AIM
Count how many lines of the material hold "Paperless". Respond with that number alone.

GIVEN DATA
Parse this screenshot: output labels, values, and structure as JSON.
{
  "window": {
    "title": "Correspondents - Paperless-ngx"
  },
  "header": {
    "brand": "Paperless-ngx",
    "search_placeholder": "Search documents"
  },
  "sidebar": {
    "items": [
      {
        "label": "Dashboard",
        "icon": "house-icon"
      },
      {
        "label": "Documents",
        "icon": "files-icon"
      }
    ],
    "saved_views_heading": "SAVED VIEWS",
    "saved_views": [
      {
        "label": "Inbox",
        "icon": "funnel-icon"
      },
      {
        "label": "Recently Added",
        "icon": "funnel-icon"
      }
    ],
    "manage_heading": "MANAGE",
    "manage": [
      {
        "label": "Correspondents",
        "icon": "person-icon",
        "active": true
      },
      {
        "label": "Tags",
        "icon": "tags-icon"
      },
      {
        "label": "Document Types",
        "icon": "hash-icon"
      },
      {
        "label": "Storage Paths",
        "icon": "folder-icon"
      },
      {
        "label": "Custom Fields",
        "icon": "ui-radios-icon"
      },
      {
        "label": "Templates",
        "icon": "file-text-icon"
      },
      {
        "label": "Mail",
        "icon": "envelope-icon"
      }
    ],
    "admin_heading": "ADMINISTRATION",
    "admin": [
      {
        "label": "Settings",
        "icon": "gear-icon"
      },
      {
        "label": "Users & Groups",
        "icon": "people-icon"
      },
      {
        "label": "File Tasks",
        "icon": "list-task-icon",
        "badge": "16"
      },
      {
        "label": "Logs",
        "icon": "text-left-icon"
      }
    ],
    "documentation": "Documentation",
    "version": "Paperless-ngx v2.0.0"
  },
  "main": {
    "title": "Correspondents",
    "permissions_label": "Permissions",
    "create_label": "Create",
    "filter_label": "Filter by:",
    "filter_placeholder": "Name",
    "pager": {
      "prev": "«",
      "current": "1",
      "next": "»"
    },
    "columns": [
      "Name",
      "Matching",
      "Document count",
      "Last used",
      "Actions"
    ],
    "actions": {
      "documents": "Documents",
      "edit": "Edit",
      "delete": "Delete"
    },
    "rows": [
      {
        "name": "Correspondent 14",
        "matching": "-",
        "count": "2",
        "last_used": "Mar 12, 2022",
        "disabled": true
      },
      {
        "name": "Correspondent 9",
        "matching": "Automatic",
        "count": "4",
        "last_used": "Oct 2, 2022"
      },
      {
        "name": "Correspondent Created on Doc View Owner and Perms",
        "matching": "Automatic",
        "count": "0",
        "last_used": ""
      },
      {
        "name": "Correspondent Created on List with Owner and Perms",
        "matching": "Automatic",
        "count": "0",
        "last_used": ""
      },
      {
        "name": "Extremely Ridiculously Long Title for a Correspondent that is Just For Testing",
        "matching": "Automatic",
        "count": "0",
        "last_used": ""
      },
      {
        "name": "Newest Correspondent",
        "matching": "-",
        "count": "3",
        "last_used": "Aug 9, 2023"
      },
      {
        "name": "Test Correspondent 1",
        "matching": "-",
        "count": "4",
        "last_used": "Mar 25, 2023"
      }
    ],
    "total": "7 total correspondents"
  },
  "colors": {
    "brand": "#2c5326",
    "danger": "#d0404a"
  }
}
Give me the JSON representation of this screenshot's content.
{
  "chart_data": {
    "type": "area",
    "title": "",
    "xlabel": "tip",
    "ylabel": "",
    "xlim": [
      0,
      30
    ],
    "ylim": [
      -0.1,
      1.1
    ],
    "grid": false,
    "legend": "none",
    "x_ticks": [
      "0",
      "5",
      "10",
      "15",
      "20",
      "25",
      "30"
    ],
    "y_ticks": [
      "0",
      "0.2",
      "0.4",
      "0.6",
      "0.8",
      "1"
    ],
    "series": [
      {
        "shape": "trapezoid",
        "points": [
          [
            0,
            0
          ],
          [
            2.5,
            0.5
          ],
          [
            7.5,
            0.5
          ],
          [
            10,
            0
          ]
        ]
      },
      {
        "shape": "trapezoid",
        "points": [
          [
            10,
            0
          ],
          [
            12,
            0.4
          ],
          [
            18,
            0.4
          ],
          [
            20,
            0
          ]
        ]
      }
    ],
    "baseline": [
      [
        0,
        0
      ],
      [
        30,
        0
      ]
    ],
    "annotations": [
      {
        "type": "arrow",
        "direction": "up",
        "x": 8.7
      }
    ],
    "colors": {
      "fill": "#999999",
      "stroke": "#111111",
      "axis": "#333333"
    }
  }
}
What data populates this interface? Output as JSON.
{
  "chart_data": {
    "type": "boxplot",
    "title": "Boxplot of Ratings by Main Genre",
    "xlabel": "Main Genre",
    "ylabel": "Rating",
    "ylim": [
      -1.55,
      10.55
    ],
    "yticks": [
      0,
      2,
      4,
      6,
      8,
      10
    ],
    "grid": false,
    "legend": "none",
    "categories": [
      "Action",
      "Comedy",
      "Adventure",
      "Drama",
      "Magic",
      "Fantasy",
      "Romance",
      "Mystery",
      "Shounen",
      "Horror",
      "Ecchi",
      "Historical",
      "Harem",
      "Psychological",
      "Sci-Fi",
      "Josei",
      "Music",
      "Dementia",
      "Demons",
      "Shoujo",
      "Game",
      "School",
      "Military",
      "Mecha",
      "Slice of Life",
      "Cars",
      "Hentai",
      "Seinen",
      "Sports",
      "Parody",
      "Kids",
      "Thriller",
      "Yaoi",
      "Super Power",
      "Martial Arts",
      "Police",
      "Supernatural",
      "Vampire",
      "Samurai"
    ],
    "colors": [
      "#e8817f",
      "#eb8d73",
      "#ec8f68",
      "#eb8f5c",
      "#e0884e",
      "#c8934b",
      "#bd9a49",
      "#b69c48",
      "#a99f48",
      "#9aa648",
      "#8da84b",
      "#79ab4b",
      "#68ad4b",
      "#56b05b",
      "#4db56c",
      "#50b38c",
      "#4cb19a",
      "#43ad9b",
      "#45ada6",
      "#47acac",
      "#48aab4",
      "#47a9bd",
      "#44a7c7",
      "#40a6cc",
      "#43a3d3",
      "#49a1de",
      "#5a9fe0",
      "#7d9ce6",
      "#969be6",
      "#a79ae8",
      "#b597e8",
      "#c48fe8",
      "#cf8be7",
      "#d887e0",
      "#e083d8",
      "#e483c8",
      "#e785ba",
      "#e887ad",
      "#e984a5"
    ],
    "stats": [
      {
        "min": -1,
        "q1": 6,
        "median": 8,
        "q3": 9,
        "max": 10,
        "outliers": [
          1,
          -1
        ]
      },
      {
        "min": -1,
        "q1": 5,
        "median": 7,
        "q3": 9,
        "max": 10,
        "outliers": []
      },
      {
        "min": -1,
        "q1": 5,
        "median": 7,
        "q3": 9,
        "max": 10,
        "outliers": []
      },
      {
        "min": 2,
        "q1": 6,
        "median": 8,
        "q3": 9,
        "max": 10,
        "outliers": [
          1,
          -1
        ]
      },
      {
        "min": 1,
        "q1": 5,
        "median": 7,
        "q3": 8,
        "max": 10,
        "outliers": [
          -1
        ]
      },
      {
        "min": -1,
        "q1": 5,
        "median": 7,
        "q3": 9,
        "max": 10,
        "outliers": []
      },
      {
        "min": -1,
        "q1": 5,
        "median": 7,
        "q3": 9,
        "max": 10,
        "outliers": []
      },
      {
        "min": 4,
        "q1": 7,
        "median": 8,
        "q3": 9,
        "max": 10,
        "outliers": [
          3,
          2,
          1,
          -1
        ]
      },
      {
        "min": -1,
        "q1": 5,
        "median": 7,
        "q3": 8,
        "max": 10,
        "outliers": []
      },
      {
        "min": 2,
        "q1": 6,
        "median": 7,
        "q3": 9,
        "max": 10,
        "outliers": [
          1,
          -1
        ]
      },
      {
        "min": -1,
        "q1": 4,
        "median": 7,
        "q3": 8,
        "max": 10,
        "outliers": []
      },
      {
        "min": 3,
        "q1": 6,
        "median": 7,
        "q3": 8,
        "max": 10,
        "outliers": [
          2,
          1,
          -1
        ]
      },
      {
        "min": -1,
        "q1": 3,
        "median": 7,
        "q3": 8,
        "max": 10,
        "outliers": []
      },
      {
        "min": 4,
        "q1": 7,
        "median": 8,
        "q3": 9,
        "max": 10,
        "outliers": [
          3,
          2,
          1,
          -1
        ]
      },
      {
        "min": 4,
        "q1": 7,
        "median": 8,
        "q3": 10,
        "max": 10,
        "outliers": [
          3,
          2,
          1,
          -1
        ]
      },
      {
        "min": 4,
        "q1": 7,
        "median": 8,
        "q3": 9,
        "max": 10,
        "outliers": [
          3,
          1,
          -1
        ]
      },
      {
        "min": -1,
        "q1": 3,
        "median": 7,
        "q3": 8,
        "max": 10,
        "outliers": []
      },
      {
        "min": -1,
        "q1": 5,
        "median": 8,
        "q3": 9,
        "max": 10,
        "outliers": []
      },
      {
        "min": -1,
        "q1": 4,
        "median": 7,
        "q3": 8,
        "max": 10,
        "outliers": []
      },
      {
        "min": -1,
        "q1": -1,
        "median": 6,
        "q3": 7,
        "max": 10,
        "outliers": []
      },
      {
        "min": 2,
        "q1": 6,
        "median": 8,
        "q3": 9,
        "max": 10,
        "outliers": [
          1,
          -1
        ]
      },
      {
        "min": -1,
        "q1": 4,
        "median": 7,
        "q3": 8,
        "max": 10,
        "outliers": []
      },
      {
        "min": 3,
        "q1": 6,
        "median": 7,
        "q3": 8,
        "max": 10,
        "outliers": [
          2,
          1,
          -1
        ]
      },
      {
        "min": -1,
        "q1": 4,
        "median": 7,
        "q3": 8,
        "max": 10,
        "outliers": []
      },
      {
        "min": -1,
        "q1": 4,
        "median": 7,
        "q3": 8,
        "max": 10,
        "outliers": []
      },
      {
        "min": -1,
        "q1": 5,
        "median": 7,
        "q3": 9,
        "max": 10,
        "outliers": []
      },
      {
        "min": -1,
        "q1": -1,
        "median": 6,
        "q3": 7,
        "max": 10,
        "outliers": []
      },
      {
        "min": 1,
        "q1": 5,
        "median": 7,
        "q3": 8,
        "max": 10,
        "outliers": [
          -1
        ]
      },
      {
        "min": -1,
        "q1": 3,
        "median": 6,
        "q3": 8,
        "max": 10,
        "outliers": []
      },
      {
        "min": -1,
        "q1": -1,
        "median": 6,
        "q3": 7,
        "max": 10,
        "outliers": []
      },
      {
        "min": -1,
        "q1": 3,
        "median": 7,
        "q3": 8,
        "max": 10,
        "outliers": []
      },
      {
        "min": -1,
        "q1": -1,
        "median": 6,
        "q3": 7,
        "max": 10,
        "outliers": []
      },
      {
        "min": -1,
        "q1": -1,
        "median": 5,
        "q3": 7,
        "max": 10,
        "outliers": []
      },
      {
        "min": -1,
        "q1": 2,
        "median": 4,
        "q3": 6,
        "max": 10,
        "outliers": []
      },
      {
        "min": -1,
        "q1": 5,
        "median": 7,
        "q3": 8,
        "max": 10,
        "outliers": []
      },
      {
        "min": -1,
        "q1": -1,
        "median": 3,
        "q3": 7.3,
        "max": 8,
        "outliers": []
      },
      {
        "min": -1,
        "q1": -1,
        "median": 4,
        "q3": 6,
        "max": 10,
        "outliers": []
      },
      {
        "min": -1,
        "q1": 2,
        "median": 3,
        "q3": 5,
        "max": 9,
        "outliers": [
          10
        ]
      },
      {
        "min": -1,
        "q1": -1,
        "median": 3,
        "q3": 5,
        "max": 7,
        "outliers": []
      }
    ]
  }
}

SOLVED EXERCISE
3